[TO BE DONE]
Produce an exact copy of all the data below, dropping every image.

Extracted data entries:

■ ■ ■ ■ ■ ■ ■

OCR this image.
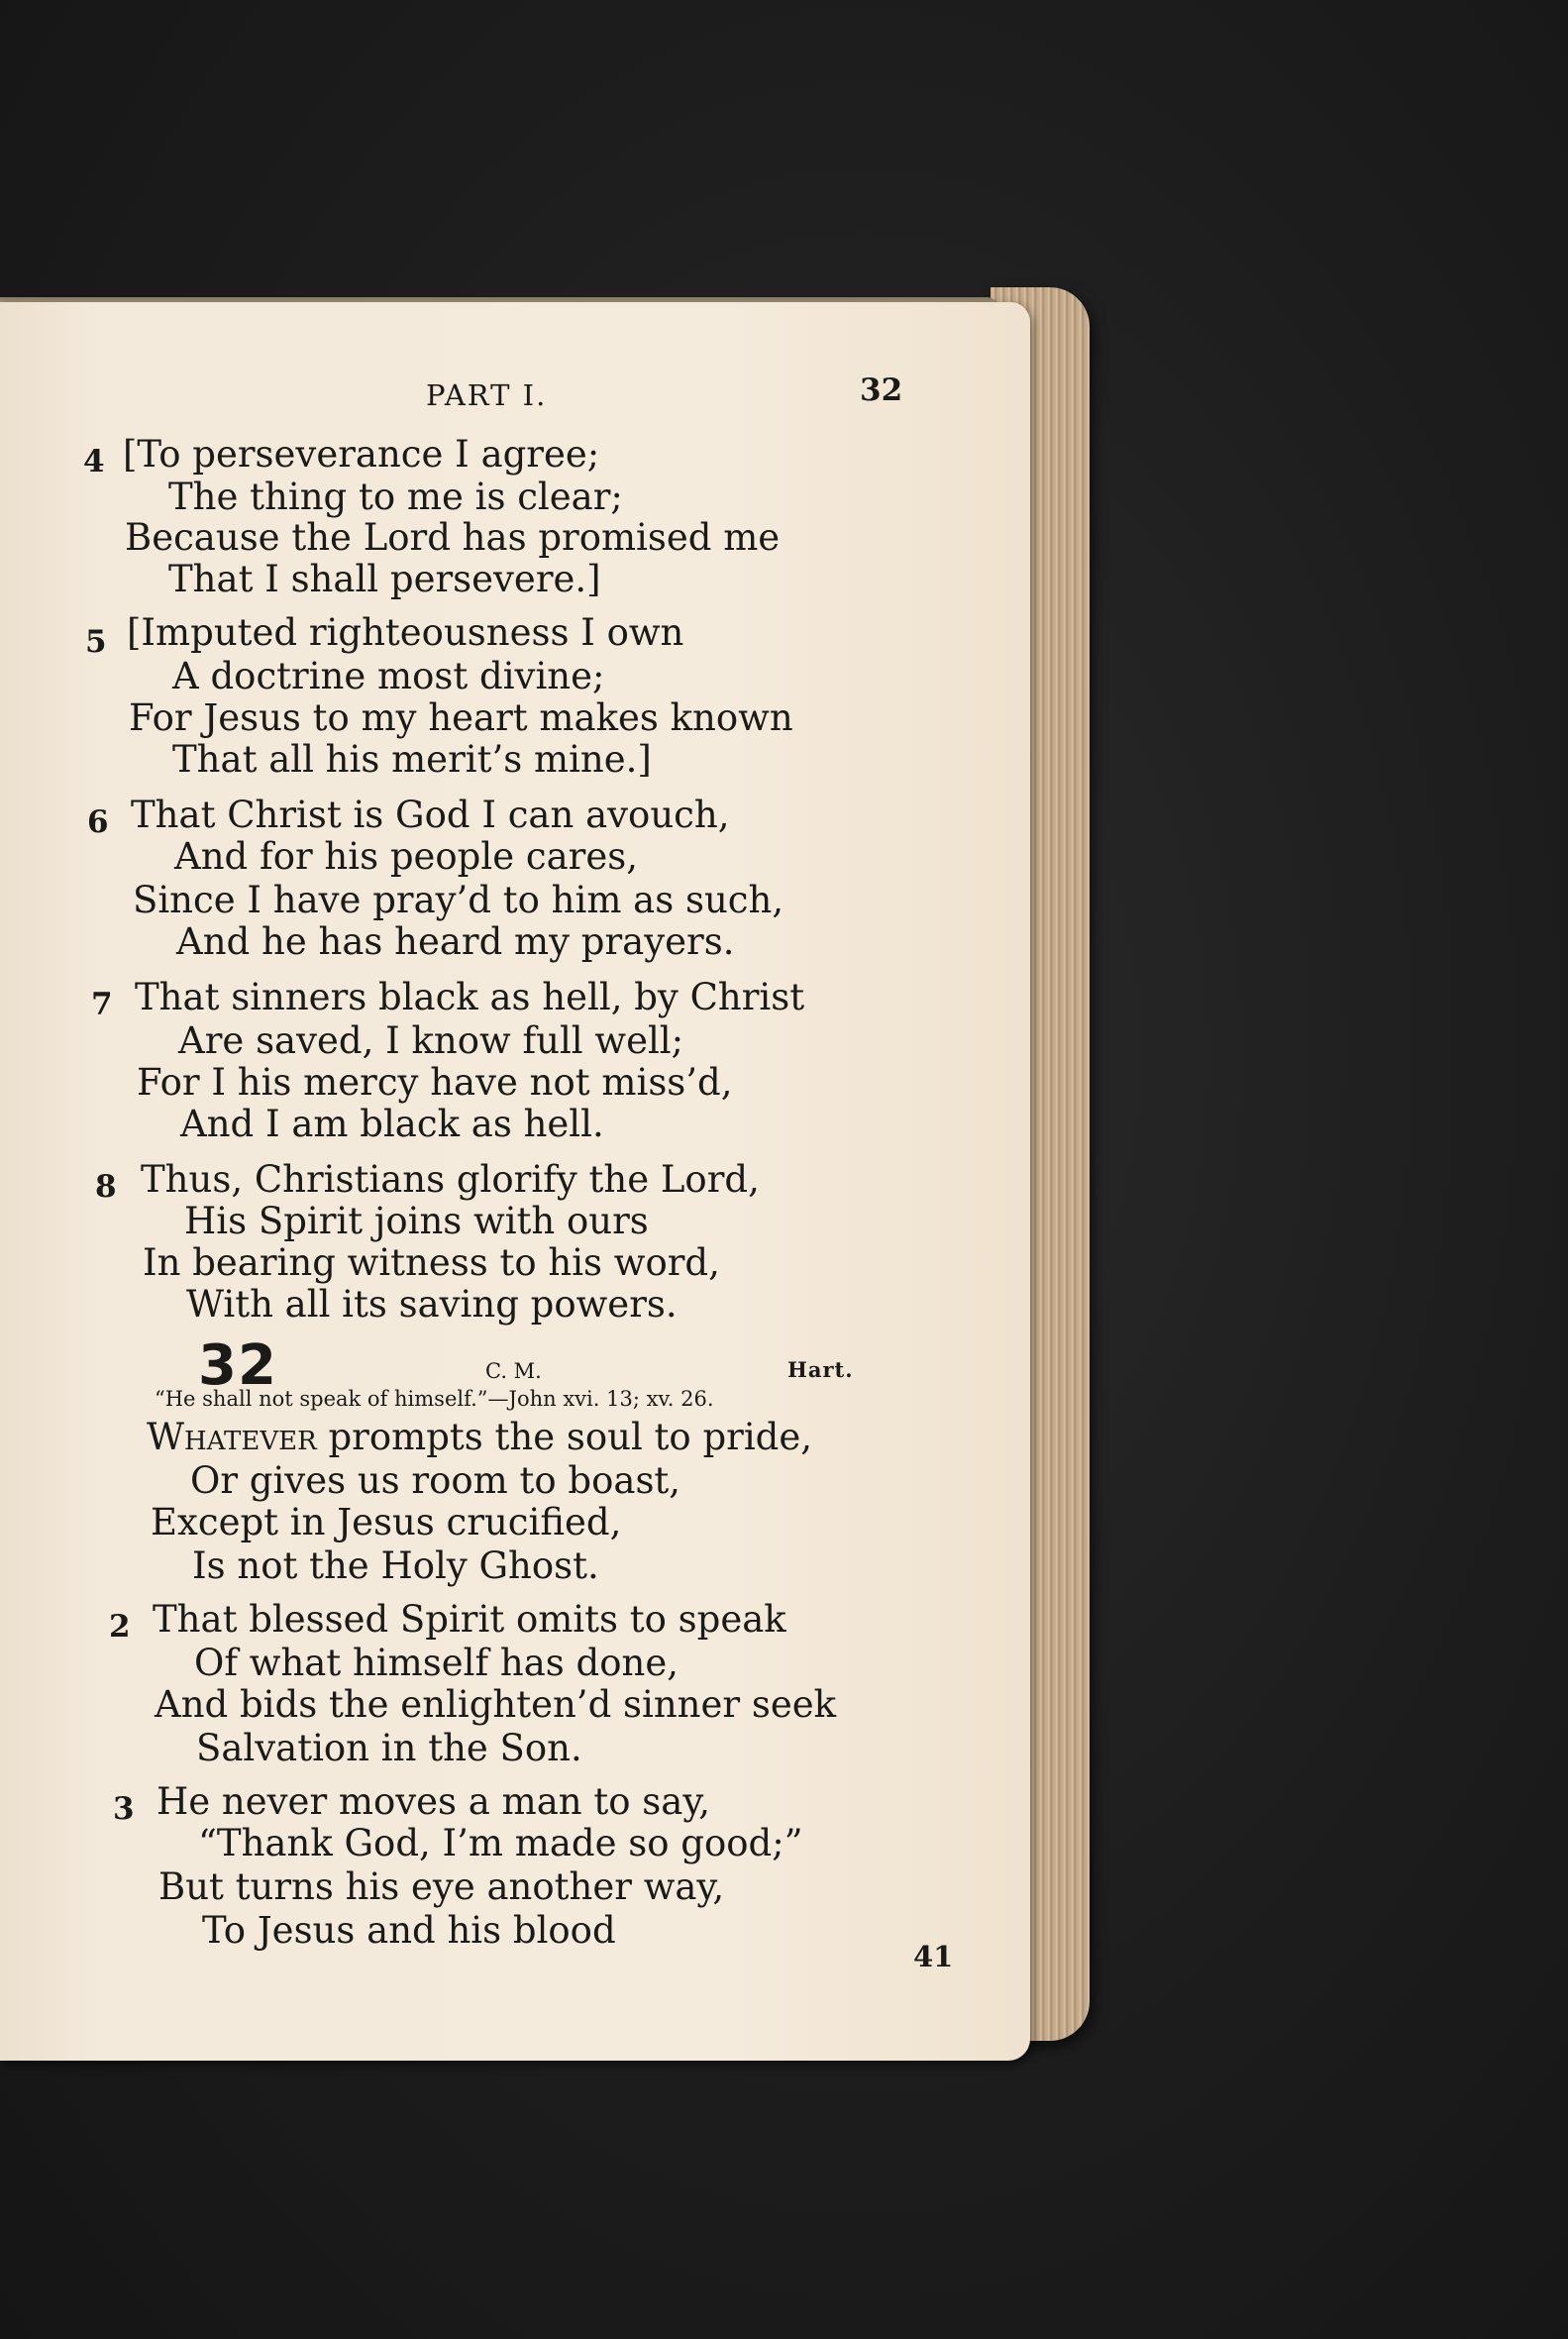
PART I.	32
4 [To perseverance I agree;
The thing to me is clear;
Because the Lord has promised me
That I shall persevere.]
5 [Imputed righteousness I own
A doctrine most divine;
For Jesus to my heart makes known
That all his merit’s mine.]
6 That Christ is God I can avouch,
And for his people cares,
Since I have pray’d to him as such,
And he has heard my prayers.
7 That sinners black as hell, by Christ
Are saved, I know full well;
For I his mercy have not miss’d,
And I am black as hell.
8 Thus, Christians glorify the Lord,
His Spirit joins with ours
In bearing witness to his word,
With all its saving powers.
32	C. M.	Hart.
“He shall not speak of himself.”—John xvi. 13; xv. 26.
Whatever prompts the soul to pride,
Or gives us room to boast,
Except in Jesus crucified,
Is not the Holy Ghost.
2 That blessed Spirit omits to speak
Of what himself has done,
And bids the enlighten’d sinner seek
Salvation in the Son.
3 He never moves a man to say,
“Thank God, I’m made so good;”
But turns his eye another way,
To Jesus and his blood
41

■ ■ ■ ■ ■ ■ ■

[SOLUTION TO THIS TASK]
OCR this image.
PART I.	32
4 [To perseverance I agree;
The thing to me is clear;
Because the Lord has promised me
That I shall persevere.]
5 [Imputed righteousness I own
A doctrine most divine;
For Jesus to my heart makes known
That all his merit’s mine.]
6 That Christ is God I can avouch,
And for his people cares,
Since I have pray’d to him as such,
And he has heard my prayers.
7 That sinners black as hell, by Christ
Are saved, I know full well;
For I his mercy have not miss’d,
And I am black as hell.
8 Thus, Christians glorify the Lord,
His Spirit joins with ours
In bearing witness to his word,
With all its saving powers.
32	C. M.	Hart.
“He shall not speak of himself.”—John xvi. 13; xv. 26.
Whatever prompts the soul to pride,
Or gives us room to boast,
Except in Jesus crucified,
Is not the Holy Ghost.
2 That blessed Spirit omits to speak
Of what himself has done,
And bids the enlighten’d sinner seek
Salvation in the Son.
3 He never moves a man to say,
“Thank God, I’m made so good;”
But turns his eye another way,
To Jesus and his blood
41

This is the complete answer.